• TASK OBJECTIVE: Each record needs to be echoed exactly; can you do that?

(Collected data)
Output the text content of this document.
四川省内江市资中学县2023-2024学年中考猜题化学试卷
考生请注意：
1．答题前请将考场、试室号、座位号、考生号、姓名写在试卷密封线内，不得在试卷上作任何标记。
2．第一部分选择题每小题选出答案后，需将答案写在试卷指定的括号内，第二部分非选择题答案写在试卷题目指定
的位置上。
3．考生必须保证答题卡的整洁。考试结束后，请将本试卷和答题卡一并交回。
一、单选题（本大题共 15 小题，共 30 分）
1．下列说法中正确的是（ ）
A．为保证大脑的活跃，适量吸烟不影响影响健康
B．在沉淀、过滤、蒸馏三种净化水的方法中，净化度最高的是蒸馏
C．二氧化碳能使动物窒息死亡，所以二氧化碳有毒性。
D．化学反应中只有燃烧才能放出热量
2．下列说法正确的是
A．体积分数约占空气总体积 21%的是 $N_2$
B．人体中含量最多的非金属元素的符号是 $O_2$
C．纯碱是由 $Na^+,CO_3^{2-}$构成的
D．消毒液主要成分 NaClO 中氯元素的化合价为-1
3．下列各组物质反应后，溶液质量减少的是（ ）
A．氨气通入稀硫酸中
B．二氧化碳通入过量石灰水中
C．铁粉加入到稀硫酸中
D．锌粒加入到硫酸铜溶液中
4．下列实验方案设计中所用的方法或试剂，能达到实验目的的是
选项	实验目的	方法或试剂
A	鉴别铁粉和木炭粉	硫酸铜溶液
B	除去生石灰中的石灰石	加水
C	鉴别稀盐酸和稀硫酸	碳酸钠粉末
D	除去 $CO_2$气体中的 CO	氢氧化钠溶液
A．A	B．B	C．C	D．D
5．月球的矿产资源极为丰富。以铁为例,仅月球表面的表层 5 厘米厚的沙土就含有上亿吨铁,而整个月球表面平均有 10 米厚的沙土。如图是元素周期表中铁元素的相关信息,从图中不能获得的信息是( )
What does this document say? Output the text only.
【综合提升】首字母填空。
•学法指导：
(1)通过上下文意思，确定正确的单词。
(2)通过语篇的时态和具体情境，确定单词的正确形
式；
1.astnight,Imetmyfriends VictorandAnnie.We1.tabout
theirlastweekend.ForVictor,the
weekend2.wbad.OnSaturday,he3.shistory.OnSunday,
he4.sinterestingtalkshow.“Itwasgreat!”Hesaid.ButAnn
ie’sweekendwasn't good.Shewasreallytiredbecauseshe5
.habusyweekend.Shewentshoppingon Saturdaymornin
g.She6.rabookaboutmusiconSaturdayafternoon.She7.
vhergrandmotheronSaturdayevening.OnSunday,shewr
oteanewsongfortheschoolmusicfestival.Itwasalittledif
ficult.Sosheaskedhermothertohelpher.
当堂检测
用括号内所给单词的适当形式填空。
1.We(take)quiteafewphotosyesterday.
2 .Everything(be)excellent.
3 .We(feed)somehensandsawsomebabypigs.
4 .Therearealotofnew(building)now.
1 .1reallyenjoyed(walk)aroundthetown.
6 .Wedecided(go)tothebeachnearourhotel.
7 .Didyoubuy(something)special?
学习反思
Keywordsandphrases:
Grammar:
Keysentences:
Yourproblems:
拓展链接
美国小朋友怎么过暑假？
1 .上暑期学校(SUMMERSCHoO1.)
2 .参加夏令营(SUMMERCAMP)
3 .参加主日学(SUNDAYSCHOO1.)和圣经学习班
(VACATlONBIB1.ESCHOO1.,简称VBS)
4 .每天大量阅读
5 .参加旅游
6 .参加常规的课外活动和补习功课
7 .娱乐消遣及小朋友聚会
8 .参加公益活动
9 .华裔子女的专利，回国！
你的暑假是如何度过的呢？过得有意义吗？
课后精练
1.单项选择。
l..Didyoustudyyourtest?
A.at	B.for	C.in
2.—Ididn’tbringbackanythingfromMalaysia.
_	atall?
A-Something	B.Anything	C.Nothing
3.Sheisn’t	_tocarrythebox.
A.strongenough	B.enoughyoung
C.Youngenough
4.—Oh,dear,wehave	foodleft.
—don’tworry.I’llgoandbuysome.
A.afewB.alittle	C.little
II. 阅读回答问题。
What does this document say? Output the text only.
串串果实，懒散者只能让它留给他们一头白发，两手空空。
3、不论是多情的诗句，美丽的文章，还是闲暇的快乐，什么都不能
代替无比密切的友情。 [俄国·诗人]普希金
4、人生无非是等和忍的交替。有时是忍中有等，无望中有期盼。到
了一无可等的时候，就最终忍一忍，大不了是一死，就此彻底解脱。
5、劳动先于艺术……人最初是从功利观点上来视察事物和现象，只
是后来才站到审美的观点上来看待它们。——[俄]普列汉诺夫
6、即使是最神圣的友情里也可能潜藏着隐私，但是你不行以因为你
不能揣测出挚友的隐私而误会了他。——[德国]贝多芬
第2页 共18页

• SOLUTION TO THIS EXERCISE:
Output the text content of this document.
四川省内江市资中学县2023-2024学年中考猜题化学试卷
考生请注意：
1．答题前请将考场、试室号、座位号、考生号、姓名写在试卷密封线内，不得在试卷上作任何标记。
2．第一部分选择题每小题选出答案后，需将答案写在试卷指定的括号内，第二部分非选择题答案写在试卷题目指定
的位置上。
3．考生必须保证答题卡的整洁。考试结束后，请将本试卷和答题卡一并交回。
一、单选题（本大题共 15 小题，共 30 分）
1．下列说法中正确的是（ ）
A．为保证大脑的活跃，适量吸烟不影响影响健康
B．在沉淀、过滤、蒸馏三种净化水的方法中，净化度最高的是蒸馏
C．二氧化碳能使动物窒息死亡，所以二氧化碳有毒性。
D．化学反应中只有燃烧才能放出热量
2．下列说法正确的是
A．体积分数约占空气总体积 21%的是 $N_2$
B．人体中含量最多的非金属元素的符号是 $O_2$
C．纯碱是由 $Na^+,CO_3^{2-}$构成的
D．消毒液主要成分 NaClO 中氯元素的化合价为-1
3．下列各组物质反应后，溶液质量减少的是（ ）
A．氨气通入稀硫酸中
B．二氧化碳通入过量石灰水中
C．铁粉加入到稀硫酸中
D．锌粒加入到硫酸铜溶液中
4．下列实验方案设计中所用的方法或试剂，能达到实验目的的是
选项	实验目的	方法或试剂
A	鉴别铁粉和木炭粉	硫酸铜溶液
B	除去生石灰中的石灰石	加水
C	鉴别稀盐酸和稀硫酸	碳酸钠粉末
D	除去 $CO_2$气体中的 CO	氢氧化钠溶液
A．A	B．B	C．C	D．D
5．月球的矿产资源极为丰富。以铁为例,仅月球表面的表层 5 厘米厚的沙土就含有上亿吨铁,而整个月球表面平均有 10 米厚的沙土。如图是元素周期表中铁元素的相关信息,从图中不能获得的信息是( )
What does this document say? Output the text only.
【综合提升】首字母填空。
•学法指导：
(1)通过上下文意思，确定正确的单词。
(2)通过语篇的时态和具体情境，确定单词的正确形
式；
1.astnight,Imetmyfriends VictorandAnnie.We1.tabout
theirlastweekend.ForVictor,the
weekend2.wbad.OnSaturday,he3.shistory.OnSunday,
he4.sinterestingtalkshow.“Itwasgreat!”Hesaid.ButAnn
ie’sweekendwasn't good.Shewasreallytiredbecauseshe5
.habusyweekend.Shewentshoppingon Saturdaymornin
g.She6.rabookaboutmusiconSaturdayafternoon.She7.
vhergrandmotheronSaturdayevening.OnSunday,shewr
oteanewsongfortheschoolmusicfestival.Itwasalittledif
ficult.Sosheaskedhermothertohelpher.
当堂检测
用括号内所给单词的适当形式填空。
1.We(take)quiteafewphotosyesterday.
2 .Everything(be)excellent.
3 .We(feed)somehensandsawsomebabypigs.
4 .Therearealotofnew(building)now.
1 .1reallyenjoyed(walk)aroundthetown.
6 .Wedecided(go)tothebeachnearourhotel.
7 .Didyoubuy(something)special?
学习反思
Keywordsandphrases:
Grammar:
Keysentences:
Yourproblems:
拓展链接
美国小朋友怎么过暑假？
1 .上暑期学校(SUMMERSCHoO1.)
2 .参加夏令营(SUMMERCAMP)
3 .参加主日学(SUNDAYSCHOO1.)和圣经学习班
(VACATlONBIB1.ESCHOO1.,简称VBS)
4 .每天大量阅读
5 .参加旅游
6 .参加常规的课外活动和补习功课
7 .娱乐消遣及小朋友聚会
8 .参加公益活动
9 .华裔子女的专利，回国！
你的暑假是如何度过的呢？过得有意义吗？
课后精练
1.单项选择。
l..Didyoustudyyourtest?
A.at	B.for	C.in
2.—Ididn’tbringbackanythingfromMalaysia.
_	atall?
A-Something	B.Anything	C.Nothing
3.Sheisn’t	_tocarrythebox.
A.strongenough	B.enoughyoung
C.Youngenough
4.—Oh,dear,wehave	foodleft.
—don’tworry.I’llgoandbuysome.
A.afewB.alittle	C.little
II. 阅读回答问题。
What does this document say? Output the text only.
串串果实，懒散者只能让它留给他们一头白发，两手空空。
3、不论是多情的诗句，美丽的文章，还是闲暇的快乐，什么都不能
代替无比密切的友情。 [俄国·诗人]普希金
4、人生无非是等和忍的交替。有时是忍中有等，无望中有期盼。到
了一无可等的时候，就最终忍一忍，大不了是一死，就此彻底解脱。
5、劳动先于艺术……人最初是从功利观点上来视察事物和现象，只
是后来才站到审美的观点上来看待它们。——[俄]普列汉诺夫
6、即使是最神圣的友情里也可能潜藏着隐私，但是你不行以因为你
不能揣测出挚友的隐私而误会了他。——[德国]贝多芬
第2页 共18页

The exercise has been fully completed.